→ **Prompt**
Copy out all lines carrying the word "name".

== Record set ==

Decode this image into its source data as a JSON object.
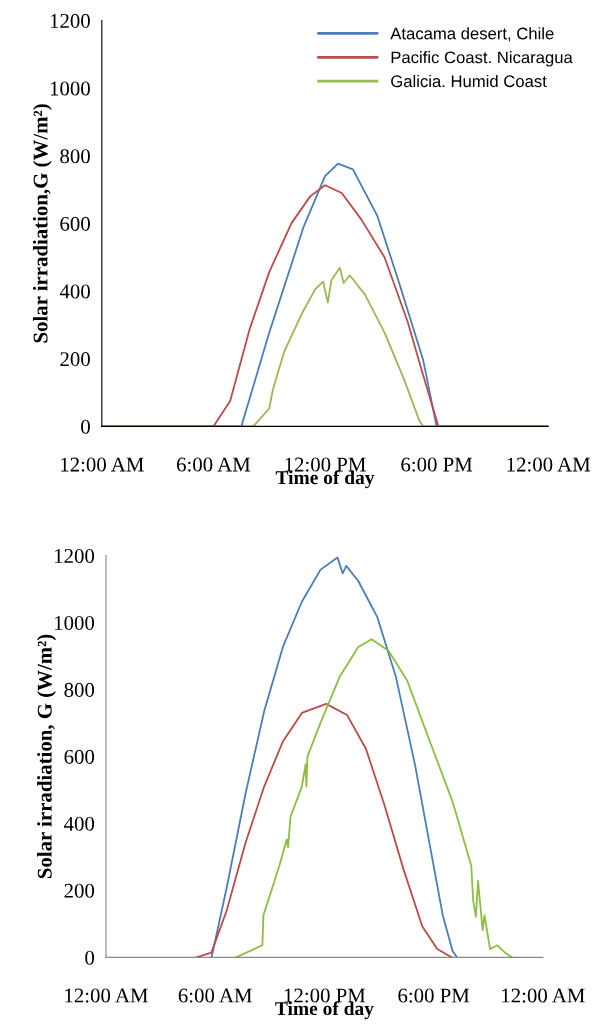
{
  "chart_data": [
    {
      "type": "line",
      "xlabel": "Time of day",
      "ylabel": "Solar irradiation,G (W/m²)",
      "xlim": [
        0,
        24
      ],
      "ylim": [
        0,
        1200
      ],
      "xticks": [
        {
          "value": 0,
          "label": "12:00 AM"
        },
        {
          "value": 6,
          "label": "6:00 AM"
        },
        {
          "value": 12,
          "label": "12:00 PM"
        },
        {
          "value": 18,
          "label": "6:00 PM"
        },
        {
          "value": 24,
          "label": "12:00 AM"
        }
      ],
      "yticks": [
        0,
        200,
        400,
        600,
        800,
        1000,
        1200
      ],
      "legend": "top right",
      "grid": false,
      "marker": "none",
      "line_style": "solid",
      "series": [
        {
          "name": "Atacama desert, Chile",
          "color": "#4a7ebb",
          "x": [
            0,
            7.5,
            9.0,
            10.85,
            12.0,
            12.7,
            13.5,
            14.8,
            16.0,
            17.27,
            18.0,
            24
          ],
          "values": [
            0,
            0,
            277,
            590,
            740,
            777,
            760,
            624,
            422,
            198,
            0,
            0
          ]
        },
        {
          "name": "Pacific Coast. Nicaragua",
          "color": "#be4b48",
          "x": [
            0,
            6.0,
            6.9,
            7.95,
            9.0,
            10.2,
            11.2,
            12.0,
            12.9,
            13.95,
            15.2,
            16.44,
            17.27,
            18.1,
            24
          ],
          "values": [
            0,
            0,
            75,
            288,
            456,
            601,
            680,
            713,
            690,
            612,
            500,
            310,
            153,
            0,
            0
          ]
        },
        {
          "name": "Galicia. Humid Coast",
          "color": "#98b954",
          "x": [
            0,
            8.15,
            9.0,
            9.2,
            9.8,
            10.75,
            11.47,
            11.9,
            12.15,
            12.35,
            12.8,
            13.0,
            13.33,
            14.16,
            15.2,
            16.23,
            17.06,
            17.27,
            24
          ],
          "values": [
            0,
            0,
            53,
            109,
            220,
            333,
            405,
            428,
            366,
            433,
            469,
            424,
            447,
            389,
            277,
            142,
            19,
            0,
            0
          ]
        }
      ]
    },
    {
      "type": "line",
      "xlabel": "Time of day",
      "ylabel": "Solar irradiation, G (W/m²)",
      "xlim": [
        0,
        24
      ],
      "ylim": [
        0,
        1200
      ],
      "xticks": [
        {
          "value": 0,
          "label": "12:00 AM"
        },
        {
          "value": 6,
          "label": "6:00 AM"
        },
        {
          "value": 12,
          "label": "12:00 PM"
        },
        {
          "value": 18,
          "label": "6:00 PM"
        },
        {
          "value": 24,
          "label": "12:00 AM"
        }
      ],
      "yticks": [
        0,
        200,
        400,
        600,
        800,
        1000,
        1200
      ],
      "grid": false,
      "marker": "none",
      "line_style": "solid",
      "series": [
        {
          "color": "#4a7ebb",
          "x": [
            5.8,
            6.62,
            7.66,
            8.69,
            9.72,
            10.76,
            11.79,
            12.72,
            13.0,
            13.2,
            13.86,
            14.9,
            15.93,
            16.97,
            18.0,
            18.5,
            19.04,
            19.28
          ],
          "values": [
            0,
            205,
            487,
            735,
            927,
            1062,
            1158,
            1194,
            1147,
            1169,
            1124,
            1017,
            837,
            577,
            273,
            126,
            19,
            0
          ]
        },
        {
          "color": "#be4b48",
          "x": [
            4.97,
            5.79,
            6.62,
            7.66,
            8.69,
            9.72,
            10.76,
            12.1,
            13.24,
            14.28,
            15.31,
            16.35,
            17.38,
            18.2,
            18.99
          ],
          "values": [
            0,
            14,
            138,
            341,
            510,
            645,
            730,
            757,
            724,
            623,
            453,
            262,
            92,
            25,
            0
          ]
        },
        {
          "color": "#8cbf3f",
          "x": [
            7.14,
            8.59,
            8.65,
            9.52,
            9.93,
            10.0,
            10.14,
            10.76,
            10.97,
            11.01,
            11.07,
            11.79,
            12.83,
            13.86,
            14.59,
            15.52,
            16.55,
            17.79,
            19.04,
            19.35,
            20.07,
            20.17,
            20.32,
            20.44,
            20.69,
            20.79,
            21.1,
            21.5,
            21.92,
            22.3
          ],
          "values": [
            0,
            36,
            126,
            273,
            352,
            329,
            420,
            510,
            577,
            510,
            600,
            701,
            837,
            927,
            950,
            916,
            826,
            645,
            465,
            408,
            273,
            171,
            121,
            228,
            81,
            126,
            25,
            36,
            14,
            0
          ]
        }
      ]
    }
  ]
}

===

→ **Completed exercise**
          "name": "Atacama desert, Chile",
          "name": "Pacific Coast. Nicaragua",
          "name": "Galicia. Humid Coast",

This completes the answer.